Dataset entries –

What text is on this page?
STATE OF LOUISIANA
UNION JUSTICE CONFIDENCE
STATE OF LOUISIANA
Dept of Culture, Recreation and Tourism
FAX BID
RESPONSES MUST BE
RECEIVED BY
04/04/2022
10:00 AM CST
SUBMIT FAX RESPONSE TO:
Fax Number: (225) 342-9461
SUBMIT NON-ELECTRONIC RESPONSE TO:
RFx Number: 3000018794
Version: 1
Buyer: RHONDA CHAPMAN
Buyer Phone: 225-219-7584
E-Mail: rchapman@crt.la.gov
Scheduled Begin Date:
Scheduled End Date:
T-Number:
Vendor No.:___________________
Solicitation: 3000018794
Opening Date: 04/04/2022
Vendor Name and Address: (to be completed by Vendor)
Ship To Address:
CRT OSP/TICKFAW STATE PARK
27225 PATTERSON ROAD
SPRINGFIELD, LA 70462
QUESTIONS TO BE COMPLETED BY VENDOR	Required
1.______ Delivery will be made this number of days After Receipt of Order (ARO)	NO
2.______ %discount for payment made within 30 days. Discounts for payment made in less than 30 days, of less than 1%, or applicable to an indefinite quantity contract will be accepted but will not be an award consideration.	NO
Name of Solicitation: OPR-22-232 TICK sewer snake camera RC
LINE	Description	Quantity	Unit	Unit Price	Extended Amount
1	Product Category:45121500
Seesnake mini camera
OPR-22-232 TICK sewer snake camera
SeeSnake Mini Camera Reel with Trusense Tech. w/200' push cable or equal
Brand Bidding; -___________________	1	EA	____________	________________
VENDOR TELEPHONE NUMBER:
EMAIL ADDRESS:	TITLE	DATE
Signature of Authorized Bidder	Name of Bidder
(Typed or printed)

* * *

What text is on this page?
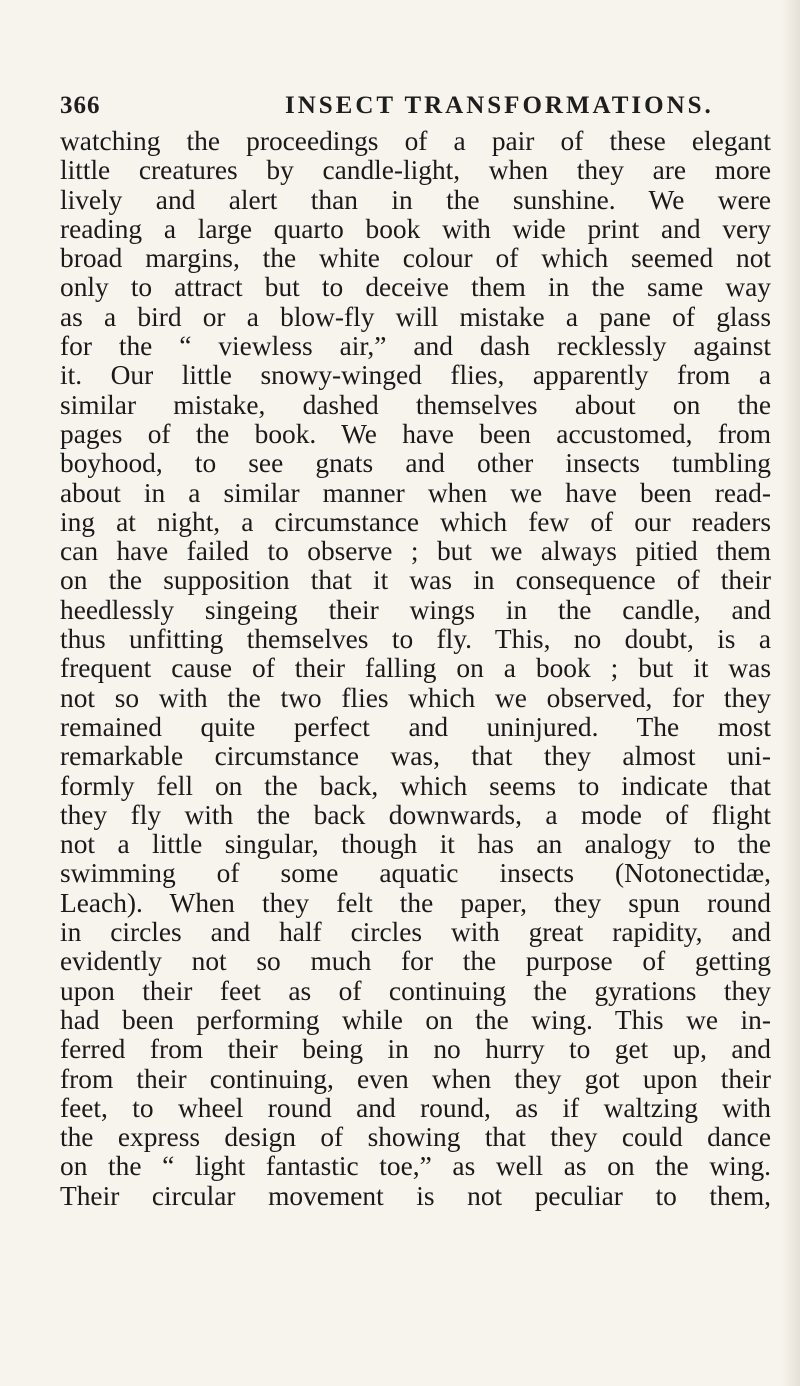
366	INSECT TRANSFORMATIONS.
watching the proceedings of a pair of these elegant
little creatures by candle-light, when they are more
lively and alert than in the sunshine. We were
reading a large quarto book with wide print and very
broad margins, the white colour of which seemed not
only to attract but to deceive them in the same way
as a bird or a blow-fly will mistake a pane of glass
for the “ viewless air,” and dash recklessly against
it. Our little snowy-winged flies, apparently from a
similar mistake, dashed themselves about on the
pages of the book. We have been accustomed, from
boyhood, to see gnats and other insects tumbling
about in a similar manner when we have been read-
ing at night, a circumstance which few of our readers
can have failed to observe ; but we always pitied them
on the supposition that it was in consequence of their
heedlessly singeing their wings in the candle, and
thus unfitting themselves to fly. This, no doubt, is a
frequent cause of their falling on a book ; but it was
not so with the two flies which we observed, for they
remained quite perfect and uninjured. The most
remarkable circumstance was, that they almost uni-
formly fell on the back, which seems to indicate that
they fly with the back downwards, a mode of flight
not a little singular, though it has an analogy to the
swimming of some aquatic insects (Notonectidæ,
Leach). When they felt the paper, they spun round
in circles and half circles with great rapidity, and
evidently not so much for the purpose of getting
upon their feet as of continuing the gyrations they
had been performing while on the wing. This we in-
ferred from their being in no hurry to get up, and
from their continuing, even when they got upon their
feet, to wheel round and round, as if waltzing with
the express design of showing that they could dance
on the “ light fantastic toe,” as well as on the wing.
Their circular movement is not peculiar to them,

What is expected –
Report the number of lines in the listing where the string "Buyer" appears, and nothing besides.

Result of the exercise –
2